_Stated exercise_: Return all lines where the word "Penjualan" can be found.

_Records for the exercise_:
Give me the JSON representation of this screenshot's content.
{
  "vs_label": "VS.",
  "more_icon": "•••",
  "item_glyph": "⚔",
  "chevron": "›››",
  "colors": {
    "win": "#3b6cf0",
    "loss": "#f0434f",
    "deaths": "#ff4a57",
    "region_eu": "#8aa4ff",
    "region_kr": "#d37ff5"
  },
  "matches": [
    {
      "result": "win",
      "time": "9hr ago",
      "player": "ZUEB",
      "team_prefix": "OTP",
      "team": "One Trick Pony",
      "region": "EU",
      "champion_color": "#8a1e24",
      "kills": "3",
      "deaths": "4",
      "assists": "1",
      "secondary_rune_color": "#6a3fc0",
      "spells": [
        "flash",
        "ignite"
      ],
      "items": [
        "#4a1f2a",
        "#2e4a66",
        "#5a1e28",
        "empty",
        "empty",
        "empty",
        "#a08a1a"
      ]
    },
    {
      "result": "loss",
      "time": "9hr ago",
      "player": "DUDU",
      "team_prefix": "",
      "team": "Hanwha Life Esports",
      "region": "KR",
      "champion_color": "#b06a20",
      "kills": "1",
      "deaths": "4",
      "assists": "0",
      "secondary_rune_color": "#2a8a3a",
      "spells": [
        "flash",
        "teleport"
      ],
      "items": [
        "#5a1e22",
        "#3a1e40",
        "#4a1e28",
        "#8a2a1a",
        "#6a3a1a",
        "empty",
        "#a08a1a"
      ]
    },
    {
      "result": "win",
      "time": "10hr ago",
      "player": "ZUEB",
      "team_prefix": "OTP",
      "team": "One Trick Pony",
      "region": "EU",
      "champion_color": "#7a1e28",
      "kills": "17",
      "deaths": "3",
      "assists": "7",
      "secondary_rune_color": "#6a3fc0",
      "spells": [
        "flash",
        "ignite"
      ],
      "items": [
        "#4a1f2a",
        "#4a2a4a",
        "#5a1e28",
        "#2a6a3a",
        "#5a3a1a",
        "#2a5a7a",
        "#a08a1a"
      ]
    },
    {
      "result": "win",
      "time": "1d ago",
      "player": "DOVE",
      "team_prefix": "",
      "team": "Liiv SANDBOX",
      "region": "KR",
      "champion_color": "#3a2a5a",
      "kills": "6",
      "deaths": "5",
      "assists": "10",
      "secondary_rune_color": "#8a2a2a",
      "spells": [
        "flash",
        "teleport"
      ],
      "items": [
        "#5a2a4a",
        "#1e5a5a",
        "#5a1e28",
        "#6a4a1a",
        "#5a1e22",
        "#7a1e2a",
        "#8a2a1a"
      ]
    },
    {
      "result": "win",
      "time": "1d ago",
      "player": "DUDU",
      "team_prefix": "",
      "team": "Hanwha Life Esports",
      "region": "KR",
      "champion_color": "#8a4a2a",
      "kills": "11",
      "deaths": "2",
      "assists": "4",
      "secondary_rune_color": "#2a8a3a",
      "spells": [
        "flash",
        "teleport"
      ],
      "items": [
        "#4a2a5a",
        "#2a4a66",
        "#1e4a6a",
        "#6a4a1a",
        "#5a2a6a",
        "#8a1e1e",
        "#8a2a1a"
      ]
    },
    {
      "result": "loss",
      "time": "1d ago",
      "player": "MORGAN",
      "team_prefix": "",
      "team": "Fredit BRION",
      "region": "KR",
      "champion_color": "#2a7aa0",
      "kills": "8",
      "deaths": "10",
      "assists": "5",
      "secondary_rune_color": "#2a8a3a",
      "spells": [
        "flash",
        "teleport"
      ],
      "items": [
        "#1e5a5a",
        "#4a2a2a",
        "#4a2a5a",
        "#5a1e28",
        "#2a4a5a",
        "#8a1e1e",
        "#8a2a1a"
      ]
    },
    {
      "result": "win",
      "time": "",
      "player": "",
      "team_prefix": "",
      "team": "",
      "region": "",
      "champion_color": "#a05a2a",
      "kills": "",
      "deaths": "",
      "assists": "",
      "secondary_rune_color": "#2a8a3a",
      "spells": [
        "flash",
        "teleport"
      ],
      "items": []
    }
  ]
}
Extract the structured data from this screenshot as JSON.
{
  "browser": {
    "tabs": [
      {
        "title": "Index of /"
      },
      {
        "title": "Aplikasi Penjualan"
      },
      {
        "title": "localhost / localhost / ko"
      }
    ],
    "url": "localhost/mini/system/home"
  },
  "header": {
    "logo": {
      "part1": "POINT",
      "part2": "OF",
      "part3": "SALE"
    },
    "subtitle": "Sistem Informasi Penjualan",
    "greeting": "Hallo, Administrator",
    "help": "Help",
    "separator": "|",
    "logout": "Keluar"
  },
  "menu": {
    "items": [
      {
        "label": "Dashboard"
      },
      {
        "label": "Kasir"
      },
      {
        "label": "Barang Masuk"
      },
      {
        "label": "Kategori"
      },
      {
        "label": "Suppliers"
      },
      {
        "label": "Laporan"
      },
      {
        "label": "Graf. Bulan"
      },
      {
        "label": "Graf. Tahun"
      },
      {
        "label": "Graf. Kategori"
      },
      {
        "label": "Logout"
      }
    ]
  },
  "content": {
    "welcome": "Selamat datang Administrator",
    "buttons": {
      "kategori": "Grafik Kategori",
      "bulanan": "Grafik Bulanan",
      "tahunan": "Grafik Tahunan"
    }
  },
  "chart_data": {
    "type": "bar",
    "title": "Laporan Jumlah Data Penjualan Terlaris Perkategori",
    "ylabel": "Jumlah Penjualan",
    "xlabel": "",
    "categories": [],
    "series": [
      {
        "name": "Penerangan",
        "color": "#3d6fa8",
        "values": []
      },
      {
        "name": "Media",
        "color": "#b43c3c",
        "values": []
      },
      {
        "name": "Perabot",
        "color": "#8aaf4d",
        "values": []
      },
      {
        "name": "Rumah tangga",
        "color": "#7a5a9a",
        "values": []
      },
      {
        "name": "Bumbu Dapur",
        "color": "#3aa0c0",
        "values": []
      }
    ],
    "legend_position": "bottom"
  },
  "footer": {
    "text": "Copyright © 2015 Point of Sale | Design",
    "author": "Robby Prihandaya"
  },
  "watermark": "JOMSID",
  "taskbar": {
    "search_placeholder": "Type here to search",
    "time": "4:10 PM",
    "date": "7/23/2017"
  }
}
--
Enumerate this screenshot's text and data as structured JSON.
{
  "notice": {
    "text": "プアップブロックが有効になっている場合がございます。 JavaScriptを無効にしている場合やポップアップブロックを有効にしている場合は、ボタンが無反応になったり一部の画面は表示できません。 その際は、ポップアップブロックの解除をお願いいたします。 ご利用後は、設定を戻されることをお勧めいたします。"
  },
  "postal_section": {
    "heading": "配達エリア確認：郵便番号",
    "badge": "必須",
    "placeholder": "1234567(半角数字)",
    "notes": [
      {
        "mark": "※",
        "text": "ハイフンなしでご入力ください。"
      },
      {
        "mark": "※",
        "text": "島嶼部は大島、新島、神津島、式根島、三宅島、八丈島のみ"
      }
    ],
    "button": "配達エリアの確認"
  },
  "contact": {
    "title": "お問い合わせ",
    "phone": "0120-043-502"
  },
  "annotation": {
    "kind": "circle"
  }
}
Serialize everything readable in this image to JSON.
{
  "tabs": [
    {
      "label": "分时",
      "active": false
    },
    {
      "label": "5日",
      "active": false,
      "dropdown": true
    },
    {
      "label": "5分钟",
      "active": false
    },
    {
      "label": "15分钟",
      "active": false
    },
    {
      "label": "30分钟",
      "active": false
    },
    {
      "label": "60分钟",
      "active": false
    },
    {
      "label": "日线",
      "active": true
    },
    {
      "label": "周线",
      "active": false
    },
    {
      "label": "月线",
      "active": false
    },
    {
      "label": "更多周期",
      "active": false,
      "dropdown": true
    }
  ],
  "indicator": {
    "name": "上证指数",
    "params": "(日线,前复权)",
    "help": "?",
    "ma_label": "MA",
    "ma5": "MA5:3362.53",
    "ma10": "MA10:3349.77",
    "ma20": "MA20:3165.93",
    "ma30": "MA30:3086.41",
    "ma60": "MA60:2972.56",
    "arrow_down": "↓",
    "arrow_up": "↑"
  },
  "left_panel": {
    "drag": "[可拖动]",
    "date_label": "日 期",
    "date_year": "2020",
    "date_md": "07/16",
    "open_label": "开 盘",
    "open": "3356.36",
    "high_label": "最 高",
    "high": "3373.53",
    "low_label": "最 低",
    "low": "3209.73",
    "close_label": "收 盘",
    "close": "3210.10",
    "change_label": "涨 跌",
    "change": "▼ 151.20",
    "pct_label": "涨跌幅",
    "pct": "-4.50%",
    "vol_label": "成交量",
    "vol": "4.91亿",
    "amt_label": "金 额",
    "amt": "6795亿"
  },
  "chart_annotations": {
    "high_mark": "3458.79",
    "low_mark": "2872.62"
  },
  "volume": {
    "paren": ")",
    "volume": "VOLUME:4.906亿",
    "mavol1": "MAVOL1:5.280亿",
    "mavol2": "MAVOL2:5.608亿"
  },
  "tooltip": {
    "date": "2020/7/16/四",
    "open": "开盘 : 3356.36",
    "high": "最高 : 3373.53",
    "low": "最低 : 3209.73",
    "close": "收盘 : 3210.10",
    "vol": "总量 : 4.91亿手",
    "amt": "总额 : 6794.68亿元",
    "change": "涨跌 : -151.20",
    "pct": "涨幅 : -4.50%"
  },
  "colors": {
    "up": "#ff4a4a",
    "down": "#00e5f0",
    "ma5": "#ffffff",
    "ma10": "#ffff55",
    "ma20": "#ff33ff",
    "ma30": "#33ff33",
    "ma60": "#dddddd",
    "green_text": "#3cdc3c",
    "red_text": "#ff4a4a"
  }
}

_Exercise output_:
        "title": "Aplikasi Penjualan"
    "subtitle": "Sistem Informasi Penjualan",
    "title": "Laporan Jumlah Data Penjualan Terlaris Perkategori",
    "ylabel": "Jumlah Penjualan",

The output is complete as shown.